Report how many lines in the listing below include the word "Other". Write nothing besides the number.

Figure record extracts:
>> Start
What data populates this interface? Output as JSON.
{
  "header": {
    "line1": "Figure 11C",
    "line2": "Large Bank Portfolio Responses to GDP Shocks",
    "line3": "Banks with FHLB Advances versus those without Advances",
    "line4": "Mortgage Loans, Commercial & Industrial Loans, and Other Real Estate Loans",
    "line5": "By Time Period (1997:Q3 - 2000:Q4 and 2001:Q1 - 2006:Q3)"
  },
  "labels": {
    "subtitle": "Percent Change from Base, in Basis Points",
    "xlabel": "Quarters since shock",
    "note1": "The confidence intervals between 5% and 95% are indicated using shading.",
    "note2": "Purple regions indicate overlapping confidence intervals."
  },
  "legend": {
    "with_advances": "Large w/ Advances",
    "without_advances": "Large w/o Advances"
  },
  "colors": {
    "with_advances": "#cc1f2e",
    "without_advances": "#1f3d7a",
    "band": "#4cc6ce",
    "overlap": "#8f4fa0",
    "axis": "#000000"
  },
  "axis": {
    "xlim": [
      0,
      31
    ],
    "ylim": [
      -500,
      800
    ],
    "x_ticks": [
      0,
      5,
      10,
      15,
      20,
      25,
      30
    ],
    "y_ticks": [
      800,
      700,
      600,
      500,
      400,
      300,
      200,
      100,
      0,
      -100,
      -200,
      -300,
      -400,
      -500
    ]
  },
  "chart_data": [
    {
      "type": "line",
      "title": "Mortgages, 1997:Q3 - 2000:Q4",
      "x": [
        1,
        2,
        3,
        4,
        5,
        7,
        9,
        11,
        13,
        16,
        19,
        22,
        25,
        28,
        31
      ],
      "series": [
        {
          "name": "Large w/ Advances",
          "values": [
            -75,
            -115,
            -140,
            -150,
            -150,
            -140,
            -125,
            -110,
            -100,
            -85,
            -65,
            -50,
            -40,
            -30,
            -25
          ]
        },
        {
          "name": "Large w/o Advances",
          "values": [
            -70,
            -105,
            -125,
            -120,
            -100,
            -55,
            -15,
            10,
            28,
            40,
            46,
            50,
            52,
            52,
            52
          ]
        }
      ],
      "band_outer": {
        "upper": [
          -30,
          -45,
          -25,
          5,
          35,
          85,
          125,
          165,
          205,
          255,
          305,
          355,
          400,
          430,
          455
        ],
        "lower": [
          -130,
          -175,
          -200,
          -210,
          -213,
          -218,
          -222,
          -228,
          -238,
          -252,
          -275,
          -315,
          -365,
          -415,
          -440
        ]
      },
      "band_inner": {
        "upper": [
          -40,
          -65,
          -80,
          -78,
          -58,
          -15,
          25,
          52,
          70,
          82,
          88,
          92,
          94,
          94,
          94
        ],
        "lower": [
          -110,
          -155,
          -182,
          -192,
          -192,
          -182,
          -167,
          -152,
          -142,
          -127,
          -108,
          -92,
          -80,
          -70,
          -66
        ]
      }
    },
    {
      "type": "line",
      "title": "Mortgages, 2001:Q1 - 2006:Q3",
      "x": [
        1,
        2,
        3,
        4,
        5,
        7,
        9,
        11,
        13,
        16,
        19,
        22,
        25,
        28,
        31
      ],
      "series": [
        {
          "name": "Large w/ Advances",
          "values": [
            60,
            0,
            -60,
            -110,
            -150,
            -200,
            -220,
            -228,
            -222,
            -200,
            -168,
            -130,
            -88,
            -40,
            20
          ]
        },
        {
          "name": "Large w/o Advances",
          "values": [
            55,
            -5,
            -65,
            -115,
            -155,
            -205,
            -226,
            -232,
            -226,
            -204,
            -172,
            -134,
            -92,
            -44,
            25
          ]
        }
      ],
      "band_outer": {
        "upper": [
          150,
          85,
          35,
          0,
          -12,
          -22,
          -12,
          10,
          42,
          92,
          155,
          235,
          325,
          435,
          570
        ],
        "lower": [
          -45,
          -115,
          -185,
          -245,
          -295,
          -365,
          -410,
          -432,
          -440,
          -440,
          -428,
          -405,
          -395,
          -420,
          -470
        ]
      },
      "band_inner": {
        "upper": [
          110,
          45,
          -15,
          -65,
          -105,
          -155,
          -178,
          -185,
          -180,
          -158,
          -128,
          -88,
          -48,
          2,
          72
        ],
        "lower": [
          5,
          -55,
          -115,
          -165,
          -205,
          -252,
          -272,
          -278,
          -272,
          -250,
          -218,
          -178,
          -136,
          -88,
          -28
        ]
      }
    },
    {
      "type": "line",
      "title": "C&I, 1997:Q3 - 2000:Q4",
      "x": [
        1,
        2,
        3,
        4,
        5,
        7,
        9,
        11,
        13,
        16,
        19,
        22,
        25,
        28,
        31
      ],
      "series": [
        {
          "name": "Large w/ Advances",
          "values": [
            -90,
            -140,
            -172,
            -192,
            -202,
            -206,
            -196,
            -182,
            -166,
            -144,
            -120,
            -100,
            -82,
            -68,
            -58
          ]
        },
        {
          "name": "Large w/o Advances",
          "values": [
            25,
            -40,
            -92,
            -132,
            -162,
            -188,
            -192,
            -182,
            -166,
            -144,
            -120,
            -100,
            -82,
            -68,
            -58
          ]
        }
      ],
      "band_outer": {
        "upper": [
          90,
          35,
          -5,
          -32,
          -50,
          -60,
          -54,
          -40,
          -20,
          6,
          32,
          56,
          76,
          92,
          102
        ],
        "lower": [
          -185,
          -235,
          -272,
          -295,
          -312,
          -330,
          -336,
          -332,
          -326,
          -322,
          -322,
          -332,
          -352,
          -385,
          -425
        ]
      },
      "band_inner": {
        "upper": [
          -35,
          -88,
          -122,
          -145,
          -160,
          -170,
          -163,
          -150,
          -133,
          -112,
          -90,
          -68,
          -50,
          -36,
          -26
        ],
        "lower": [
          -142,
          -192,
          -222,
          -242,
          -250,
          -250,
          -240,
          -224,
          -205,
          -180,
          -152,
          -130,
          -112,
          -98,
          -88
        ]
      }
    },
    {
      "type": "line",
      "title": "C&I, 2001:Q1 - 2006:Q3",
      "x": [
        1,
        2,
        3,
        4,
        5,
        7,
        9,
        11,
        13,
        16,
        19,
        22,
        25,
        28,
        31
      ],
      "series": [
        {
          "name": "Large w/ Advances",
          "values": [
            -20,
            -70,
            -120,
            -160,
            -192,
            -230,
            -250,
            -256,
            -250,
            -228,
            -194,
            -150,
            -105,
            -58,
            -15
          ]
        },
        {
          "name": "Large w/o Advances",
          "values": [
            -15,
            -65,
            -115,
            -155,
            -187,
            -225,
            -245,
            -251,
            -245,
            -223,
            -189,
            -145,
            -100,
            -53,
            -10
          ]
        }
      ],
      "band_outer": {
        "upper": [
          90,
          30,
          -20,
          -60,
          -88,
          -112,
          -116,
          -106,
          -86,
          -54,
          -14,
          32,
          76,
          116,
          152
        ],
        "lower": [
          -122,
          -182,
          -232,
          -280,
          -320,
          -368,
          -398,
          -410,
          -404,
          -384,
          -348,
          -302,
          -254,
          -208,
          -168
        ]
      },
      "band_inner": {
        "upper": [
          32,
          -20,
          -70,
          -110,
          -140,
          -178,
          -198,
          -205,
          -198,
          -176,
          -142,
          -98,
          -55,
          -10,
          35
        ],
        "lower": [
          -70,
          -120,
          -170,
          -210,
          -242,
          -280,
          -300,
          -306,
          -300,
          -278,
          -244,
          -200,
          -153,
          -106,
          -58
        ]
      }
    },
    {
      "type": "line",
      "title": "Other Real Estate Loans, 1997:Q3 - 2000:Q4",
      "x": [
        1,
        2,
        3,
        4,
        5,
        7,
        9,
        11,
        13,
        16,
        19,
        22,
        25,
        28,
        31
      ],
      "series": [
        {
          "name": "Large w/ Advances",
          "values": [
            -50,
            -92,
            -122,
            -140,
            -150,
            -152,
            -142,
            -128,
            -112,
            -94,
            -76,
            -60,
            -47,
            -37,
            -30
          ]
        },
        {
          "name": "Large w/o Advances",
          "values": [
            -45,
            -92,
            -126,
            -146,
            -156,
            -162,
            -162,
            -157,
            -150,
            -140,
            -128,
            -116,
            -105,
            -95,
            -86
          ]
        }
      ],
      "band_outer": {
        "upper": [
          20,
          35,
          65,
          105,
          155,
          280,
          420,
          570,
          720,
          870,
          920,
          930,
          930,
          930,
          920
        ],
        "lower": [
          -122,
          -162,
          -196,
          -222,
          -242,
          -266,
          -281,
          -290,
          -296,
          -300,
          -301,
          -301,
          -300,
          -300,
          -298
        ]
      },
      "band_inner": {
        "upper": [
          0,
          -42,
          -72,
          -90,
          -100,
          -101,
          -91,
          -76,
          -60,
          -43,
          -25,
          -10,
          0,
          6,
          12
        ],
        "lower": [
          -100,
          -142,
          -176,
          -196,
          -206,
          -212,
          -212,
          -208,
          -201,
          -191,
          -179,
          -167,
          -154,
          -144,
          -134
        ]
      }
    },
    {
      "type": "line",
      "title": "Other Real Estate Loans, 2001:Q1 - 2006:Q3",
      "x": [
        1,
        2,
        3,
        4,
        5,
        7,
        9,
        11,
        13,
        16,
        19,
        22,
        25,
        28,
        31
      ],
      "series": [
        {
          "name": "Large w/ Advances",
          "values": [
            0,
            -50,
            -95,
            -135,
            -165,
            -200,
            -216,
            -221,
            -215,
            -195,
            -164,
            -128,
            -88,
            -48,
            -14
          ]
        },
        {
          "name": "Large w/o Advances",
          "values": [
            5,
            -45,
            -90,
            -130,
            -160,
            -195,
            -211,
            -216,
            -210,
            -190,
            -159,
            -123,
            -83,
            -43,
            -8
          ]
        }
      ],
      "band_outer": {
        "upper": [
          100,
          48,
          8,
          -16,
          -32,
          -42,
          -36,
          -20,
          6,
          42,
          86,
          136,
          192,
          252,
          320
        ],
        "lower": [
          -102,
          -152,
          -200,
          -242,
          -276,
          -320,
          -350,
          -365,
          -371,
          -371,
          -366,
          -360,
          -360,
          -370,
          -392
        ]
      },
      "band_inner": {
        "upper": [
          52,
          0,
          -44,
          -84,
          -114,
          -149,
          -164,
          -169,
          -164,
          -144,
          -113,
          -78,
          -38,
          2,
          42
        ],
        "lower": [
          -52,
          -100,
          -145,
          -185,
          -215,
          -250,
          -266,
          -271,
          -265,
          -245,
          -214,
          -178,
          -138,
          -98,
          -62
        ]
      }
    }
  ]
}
>> End
### Exercise result
3